* [WORK TO COMPLETE]
Would you write out the entries below, every one of them, exactly?
- - -
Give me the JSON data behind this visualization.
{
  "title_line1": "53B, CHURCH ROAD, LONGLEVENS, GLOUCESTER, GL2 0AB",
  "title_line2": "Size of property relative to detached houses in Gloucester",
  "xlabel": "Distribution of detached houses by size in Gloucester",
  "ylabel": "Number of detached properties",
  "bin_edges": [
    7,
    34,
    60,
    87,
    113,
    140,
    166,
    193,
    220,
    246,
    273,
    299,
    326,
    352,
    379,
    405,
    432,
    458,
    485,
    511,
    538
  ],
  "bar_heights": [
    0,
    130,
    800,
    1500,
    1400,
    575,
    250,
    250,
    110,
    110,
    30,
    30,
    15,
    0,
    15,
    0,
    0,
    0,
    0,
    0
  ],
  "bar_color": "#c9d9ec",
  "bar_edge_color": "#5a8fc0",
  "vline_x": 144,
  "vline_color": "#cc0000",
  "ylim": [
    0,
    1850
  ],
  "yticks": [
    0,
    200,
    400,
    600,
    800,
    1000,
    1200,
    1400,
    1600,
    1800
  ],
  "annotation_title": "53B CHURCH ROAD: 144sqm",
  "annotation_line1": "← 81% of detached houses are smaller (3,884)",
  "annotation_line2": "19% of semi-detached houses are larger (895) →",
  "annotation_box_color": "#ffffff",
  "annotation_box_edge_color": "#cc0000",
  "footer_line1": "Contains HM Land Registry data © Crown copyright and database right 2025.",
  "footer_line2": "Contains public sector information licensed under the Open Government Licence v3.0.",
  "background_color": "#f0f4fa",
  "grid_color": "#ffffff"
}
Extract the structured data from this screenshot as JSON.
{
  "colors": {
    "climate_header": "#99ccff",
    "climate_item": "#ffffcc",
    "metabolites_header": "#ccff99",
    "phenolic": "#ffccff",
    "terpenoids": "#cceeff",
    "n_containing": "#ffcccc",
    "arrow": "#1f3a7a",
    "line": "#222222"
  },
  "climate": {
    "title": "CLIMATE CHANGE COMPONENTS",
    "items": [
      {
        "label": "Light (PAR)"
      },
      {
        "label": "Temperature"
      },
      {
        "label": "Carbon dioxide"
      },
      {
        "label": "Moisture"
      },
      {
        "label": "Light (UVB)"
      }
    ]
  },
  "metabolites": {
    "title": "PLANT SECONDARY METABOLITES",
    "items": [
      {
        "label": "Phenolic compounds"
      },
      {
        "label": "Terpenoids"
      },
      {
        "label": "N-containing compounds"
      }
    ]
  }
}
- - -
* [WRITTEN SOLUTION]
Give me the JSON data behind this visualization.
{
  "title_line1": "53B, CHURCH ROAD, LONGLEVENS, GLOUCESTER, GL2 0AB",
  "title_line2": "Size of property relative to detached houses in Gloucester",
  "xlabel": "Distribution of detached houses by size in Gloucester",
  "ylabel": "Number of detached properties",
  "bin_edges": [
    7,
    34,
    60,
    87,
    113,
    140,
    166,
    193,
    220,
    246,
    273,
    299,
    326,
    352,
    379,
    405,
    432,
    458,
    485,
    511,
    538
  ],
  "bar_heights": [
    0,
    130,
    800,
    1500,
    1400,
    575,
    250,
    250,
    110,
    110,
    30,
    30,
    15,
    0,
    15,
    0,
    0,
    0,
    0,
    0
  ],
  "bar_color": "#c9d9ec",
  "bar_edge_color": "#5a8fc0",
  "vline_x": 144,
  "vline_color": "#cc0000",
  "ylim": [
    0,
    1850
  ],
  "yticks": [
    0,
    200,
    400,
    600,
    800,
    1000,
    1200,
    1400,
    1600,
    1800
  ],
  "annotation_title": "53B CHURCH ROAD: 144sqm",
  "annotation_line1": "← 81% of detached houses are smaller (3,884)",
  "annotation_line2": "19% of semi-detached houses are larger (895) →",
  "annotation_box_color": "#ffffff",
  "annotation_box_edge_color": "#cc0000",
  "footer_line1": "Contains HM Land Registry data © Crown copyright and database right 2025.",
  "footer_line2": "Contains public sector information licensed under the Open Government Licence v3.0.",
  "background_color": "#f0f4fa",
  "grid_color": "#ffffff"
}
Extract the structured data from this screenshot as JSON.
{
  "colors": {
    "climate_header": "#99ccff",
    "climate_item": "#ffffcc",
    "metabolites_header": "#ccff99",
    "phenolic": "#ffccff",
    "terpenoids": "#cceeff",
    "n_containing": "#ffcccc",
    "arrow": "#1f3a7a",
    "line": "#222222"
  },
  "climate": {
    "title": "CLIMATE CHANGE COMPONENTS",
    "items": [
      {
        "label": "Light (PAR)"
      },
      {
        "label": "Temperature"
      },
      {
        "label": "Carbon dioxide"
      },
      {
        "label": "Moisture"
      },
      {
        "label": "Light (UVB)"
      }
    ]
  },
  "metabolites": {
    "title": "PLANT SECONDARY METABOLITES",
    "items": [
      {
        "label": "Phenolic compounds"
      },
      {
        "label": "Terpenoids"
      },
      {
        "label": "N-containing compounds"
      }
    ]
  }
}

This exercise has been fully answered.